[Stated problem] Your task is to gather the lines below that hold the string "personal".

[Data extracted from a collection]
================================

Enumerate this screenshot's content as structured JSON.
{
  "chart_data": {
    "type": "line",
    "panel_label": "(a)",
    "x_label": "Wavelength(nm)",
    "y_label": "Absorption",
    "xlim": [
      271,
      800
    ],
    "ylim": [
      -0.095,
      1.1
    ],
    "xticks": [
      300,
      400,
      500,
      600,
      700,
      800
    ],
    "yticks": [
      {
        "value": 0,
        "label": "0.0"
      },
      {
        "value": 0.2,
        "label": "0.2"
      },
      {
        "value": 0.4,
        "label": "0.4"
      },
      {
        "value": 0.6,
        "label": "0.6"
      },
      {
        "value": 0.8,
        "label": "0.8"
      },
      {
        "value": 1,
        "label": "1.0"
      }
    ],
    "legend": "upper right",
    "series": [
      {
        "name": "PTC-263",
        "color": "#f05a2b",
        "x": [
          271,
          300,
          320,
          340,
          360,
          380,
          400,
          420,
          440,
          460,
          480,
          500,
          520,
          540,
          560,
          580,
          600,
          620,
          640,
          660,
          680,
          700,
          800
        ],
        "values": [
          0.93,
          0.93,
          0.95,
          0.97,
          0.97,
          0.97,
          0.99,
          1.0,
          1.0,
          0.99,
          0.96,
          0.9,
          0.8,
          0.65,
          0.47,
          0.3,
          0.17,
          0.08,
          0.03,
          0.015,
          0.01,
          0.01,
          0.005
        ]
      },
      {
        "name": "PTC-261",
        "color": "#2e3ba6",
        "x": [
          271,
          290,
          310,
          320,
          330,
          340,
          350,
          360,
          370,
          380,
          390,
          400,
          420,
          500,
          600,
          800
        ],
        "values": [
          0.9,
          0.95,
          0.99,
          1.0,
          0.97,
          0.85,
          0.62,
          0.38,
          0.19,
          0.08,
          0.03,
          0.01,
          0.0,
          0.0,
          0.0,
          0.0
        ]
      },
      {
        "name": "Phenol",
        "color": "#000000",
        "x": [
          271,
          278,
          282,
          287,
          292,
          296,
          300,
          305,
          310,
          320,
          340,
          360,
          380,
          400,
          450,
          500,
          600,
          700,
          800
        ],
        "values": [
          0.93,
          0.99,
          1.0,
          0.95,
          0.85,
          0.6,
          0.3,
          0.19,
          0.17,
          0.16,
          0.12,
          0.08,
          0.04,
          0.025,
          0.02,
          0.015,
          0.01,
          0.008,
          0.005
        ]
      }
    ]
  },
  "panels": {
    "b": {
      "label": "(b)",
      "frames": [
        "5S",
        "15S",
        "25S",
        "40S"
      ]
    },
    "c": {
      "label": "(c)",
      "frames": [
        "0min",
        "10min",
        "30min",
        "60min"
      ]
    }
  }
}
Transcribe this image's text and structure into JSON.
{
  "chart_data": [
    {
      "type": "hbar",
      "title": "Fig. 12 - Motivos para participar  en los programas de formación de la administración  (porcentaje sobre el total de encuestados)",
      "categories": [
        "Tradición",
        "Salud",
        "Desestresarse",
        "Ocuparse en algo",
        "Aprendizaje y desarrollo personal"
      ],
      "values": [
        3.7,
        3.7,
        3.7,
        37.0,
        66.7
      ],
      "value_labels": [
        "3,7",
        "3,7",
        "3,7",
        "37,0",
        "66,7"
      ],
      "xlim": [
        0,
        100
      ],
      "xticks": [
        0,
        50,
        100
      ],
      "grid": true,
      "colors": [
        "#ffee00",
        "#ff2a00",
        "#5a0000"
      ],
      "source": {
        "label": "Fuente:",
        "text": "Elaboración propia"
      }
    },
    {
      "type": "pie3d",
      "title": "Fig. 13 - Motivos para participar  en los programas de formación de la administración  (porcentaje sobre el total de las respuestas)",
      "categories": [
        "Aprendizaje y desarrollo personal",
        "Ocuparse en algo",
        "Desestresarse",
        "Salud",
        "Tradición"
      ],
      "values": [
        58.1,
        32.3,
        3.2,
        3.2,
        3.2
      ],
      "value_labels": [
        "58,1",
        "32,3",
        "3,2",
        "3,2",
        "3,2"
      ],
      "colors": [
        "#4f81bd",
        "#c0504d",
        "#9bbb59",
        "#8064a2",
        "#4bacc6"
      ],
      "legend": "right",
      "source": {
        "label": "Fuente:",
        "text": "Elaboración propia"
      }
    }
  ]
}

================================

[Result below]
        "Aprendizaje y desarrollo personal"
        "Aprendizaje y desarrollo personal",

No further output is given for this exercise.